Set problem
Look through the listing and locate every line containing the word "通过流水作用实验"; copy those lines.

>> begin

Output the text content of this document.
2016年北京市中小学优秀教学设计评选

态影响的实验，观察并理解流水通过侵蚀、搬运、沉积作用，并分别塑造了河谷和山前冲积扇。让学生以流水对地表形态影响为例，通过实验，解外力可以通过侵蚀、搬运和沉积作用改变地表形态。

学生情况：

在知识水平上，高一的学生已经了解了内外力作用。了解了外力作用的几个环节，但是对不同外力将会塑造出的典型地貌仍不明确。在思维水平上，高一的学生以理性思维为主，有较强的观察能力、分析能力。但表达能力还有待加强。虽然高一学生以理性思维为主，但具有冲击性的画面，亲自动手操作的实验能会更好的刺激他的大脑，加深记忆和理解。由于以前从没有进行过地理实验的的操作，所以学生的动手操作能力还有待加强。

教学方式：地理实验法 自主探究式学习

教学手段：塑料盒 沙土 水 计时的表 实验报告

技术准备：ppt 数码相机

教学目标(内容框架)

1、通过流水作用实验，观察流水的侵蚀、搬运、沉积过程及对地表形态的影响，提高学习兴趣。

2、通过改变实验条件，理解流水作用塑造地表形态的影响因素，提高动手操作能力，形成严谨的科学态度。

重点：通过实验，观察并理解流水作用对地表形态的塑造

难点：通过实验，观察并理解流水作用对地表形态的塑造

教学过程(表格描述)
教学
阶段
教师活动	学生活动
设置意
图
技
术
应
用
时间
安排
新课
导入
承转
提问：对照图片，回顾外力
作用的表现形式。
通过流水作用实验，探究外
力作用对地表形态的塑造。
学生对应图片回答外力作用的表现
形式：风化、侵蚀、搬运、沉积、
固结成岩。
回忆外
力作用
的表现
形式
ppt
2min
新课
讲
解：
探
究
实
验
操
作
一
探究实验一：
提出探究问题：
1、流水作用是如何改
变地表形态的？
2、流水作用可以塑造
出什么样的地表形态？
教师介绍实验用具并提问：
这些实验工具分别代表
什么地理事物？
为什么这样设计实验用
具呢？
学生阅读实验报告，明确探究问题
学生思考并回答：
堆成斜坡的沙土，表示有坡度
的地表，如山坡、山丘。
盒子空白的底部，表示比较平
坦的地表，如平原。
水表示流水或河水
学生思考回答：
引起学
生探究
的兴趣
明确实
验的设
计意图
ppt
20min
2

>> end

Exercise response
1、通过流水作用实验，观察流水的侵蚀、搬运、沉积过程及对地表形态的影响，提高学习兴趣。
通过流水作用实验，探究外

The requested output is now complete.